Dataset items:
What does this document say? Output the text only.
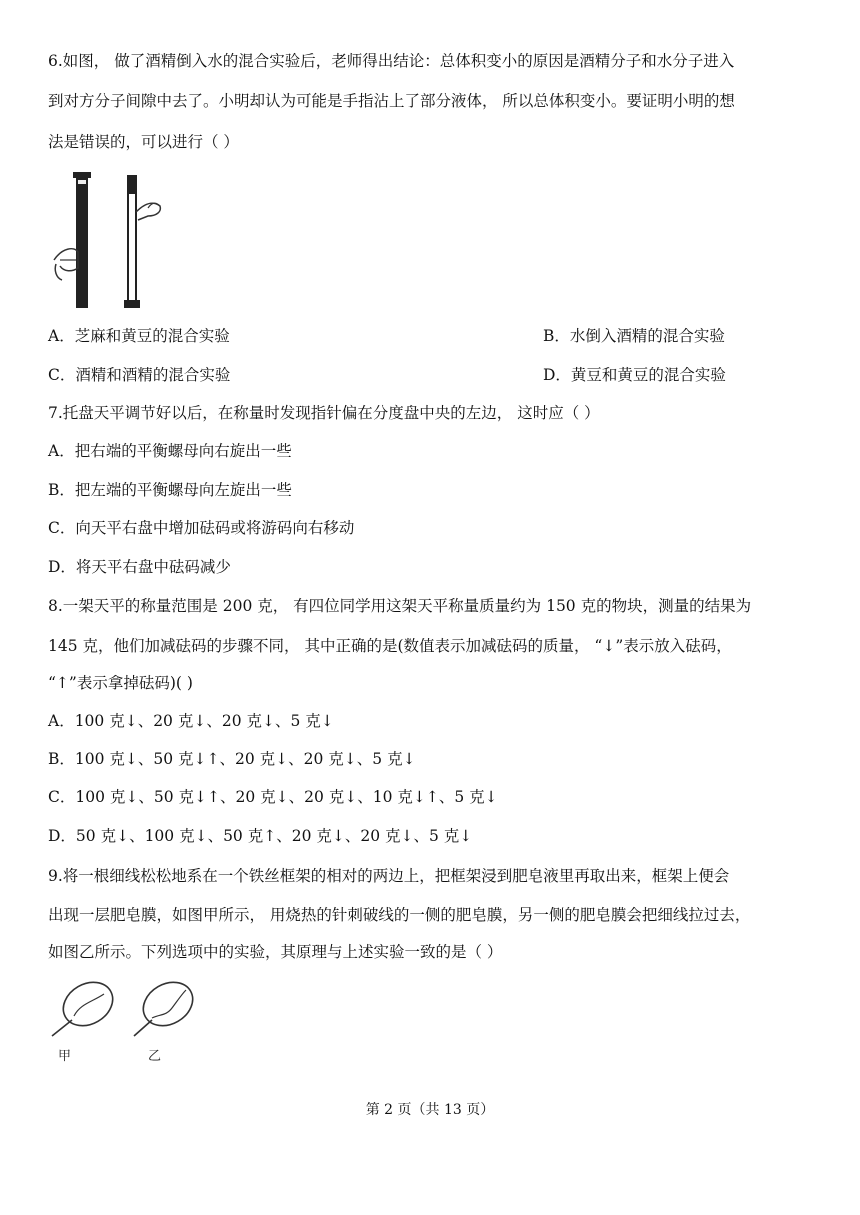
6.如图， 做了酒精倒入水的混合实验后，老师得出结论：总体积变小的原因是酒精分子和水分子进入
到对方分子间隙中去了。小明却认为可能是手指沾上了部分液体， 所以总体积变小。要证明小明的想
法是错误的，可以进行（ ）
A．芝麻和黄豆的混合实验	B．水倒入酒精的混合实验
C．酒精和酒精的混合实验	D．黄豆和黄豆的混合实验
7.托盘天平调节好以后，在称量时发现指针偏在分度盘中央的左边， 这时应（ ）
A．把右端的平衡螺母向右旋出一些
B．把左端的平衡螺母向左旋出一些
C．向天平右盘中增加砝码或将游码向右移动
D．将天平右盘中砝码减少
8.一架天平的称量范围是 200 克， 有四位同学用这架天平称量质量约为 150 克的物块，测量的结果为
145 克，他们加减砝码的步骤不同， 其中正确的是(数值表示加减砝码的质量， “↓”表示放入砝码，
“↑”表示拿掉砝码)( )
A．100 克↓、20 克↓、20 克↓、5 克↓
B．100 克↓、50 克↓↑、20 克↓、20 克↓、5 克↓
C．100 克↓、50 克↓↑、20 克↓、20 克↓、10 克↓↑、5 克↓
D．50 克↓、100 克↓、50 克↑、20 克↓、20 克↓、5 克↓
9.将一根细线松松地系在一个铁丝框架的相对的两边上，把框架浸到肥皂液里再取出来，框架上便会
出现一层肥皂膜，如图甲所示， 用烧热的针刺破线的一侧的肥皂膜，另一侧的肥皂膜会把细线拉过去，
如图乙所示。下列选项中的实验，其原理与上述实验一致的是（ ）
甲	乙
第 2 页（共 13 页）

▶ Requirements:
Omit the pictures. Transcribe every record exactly.

▶ Result of this task:
What does this document say? Output the text only.
6.如图， 做了酒精倒入水的混合实验后，老师得出结论：总体积变小的原因是酒精分子和水分子进入
到对方分子间隙中去了。小明却认为可能是手指沾上了部分液体， 所以总体积变小。要证明小明的想
法是错误的，可以进行（ ）
A．芝麻和黄豆的混合实验	B．水倒入酒精的混合实验
C．酒精和酒精的混合实验	D．黄豆和黄豆的混合实验
7.托盘天平调节好以后，在称量时发现指针偏在分度盘中央的左边， 这时应（ ）
A．把右端的平衡螺母向右旋出一些
B．把左端的平衡螺母向左旋出一些
C．向天平右盘中增加砝码或将游码向右移动
D．将天平右盘中砝码减少
8.一架天平的称量范围是 200 克， 有四位同学用这架天平称量质量约为 150 克的物块，测量的结果为
145 克，他们加减砝码的步骤不同， 其中正确的是(数值表示加减砝码的质量， “↓”表示放入砝码，
“↑”表示拿掉砝码)( )
A．100 克↓、20 克↓、20 克↓、5 克↓
B．100 克↓、50 克↓↑、20 克↓、20 克↓、5 克↓
C．100 克↓、50 克↓↑、20 克↓、20 克↓、10 克↓↑、5 克↓
D．50 克↓、100 克↓、50 克↑、20 克↓、20 克↓、5 克↓
9.将一根细线松松地系在一个铁丝框架的相对的两边上，把框架浸到肥皂液里再取出来，框架上便会
出现一层肥皂膜，如图甲所示， 用烧热的针刺破线的一侧的肥皂膜，另一侧的肥皂膜会把细线拉过去，
如图乙所示。下列选项中的实验，其原理与上述实验一致的是（ ）
甲	乙
第 2 页（共 13 页）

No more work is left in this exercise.